__TEXT EXCERPT__
Species of gastropod

Splendrillia suluensis is a species of sea snail, a marine gastropod mollusk in the family Drilliidae.

==Description==
The length of the shell attains 10 mm, its diameter 3 mm.

(Original description) smooth, shining, white shell is shortly fusiform. It contains 6 to 7 whorls, of which about 2 form a smooth, convexly-whorled protoconch. The subsequent whorls are slightly convex, with a narrow depression below the simple suture. The lower part shows rather strong, rounded ribs from suture to suture, about 10 on penultimate whorl, fainter in the excavation, which latter as well as the ribs disappear on body whorl, with the exception of a strong rib behind the peristome. This latter whorl is moreover slightly compressed, with a trace of a second rib or indistinct varix on the left side of the whorl, which is contracted below, with a few indistinct spiral lirac near the base. The whole shell is covered with very fine growth-striae. The aperture is short, oval, with a broad, rather deep, rounded sinus at the suture, narrower by a strong columellar tubercle. The peristome is thin, though strongly ribbed exteriorly. The columellar marginis concave, strongly enamelled. The base of the aperture ends in a short, wide siphonal canal.

==Distribution==
This species occurs in the Sulu Sea, near the Philippines.

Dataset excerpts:

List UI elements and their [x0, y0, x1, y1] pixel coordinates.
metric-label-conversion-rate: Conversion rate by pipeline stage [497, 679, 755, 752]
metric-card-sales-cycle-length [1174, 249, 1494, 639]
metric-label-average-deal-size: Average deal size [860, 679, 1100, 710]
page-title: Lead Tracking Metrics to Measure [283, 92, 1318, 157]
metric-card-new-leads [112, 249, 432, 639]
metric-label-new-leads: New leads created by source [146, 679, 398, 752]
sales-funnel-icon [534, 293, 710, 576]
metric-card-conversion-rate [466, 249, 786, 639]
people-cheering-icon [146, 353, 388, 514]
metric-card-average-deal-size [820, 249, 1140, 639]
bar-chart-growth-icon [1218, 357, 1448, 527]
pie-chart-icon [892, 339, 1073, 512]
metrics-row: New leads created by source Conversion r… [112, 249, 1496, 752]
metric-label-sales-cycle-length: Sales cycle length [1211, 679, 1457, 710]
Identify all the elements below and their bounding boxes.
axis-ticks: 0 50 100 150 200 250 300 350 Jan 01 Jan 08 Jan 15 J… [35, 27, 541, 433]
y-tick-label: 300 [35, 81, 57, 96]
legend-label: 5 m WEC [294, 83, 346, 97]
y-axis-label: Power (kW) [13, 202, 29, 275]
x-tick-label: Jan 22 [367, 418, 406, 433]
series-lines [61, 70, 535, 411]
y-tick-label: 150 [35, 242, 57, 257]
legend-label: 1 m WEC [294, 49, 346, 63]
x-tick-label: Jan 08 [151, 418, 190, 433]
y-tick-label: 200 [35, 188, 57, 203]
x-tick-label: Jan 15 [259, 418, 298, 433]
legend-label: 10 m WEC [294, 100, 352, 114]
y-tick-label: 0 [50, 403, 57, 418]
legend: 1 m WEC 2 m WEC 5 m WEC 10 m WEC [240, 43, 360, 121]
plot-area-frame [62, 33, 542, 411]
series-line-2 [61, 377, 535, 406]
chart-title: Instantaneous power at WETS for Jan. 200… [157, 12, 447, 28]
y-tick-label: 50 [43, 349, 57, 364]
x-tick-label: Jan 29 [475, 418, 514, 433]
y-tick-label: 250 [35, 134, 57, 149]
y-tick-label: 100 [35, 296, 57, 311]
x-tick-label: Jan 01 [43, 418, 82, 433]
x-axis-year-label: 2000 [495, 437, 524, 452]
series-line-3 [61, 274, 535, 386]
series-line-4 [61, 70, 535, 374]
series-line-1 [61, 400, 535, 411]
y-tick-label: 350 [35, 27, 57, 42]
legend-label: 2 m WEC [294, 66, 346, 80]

__TASK GOAL__
According to the text about Splendrillia suluensis, where does this species occur? The dataset excerpts are not needed for this work.

__SOLUTION__
It occurs in the Sulu Sea, near the Philippines.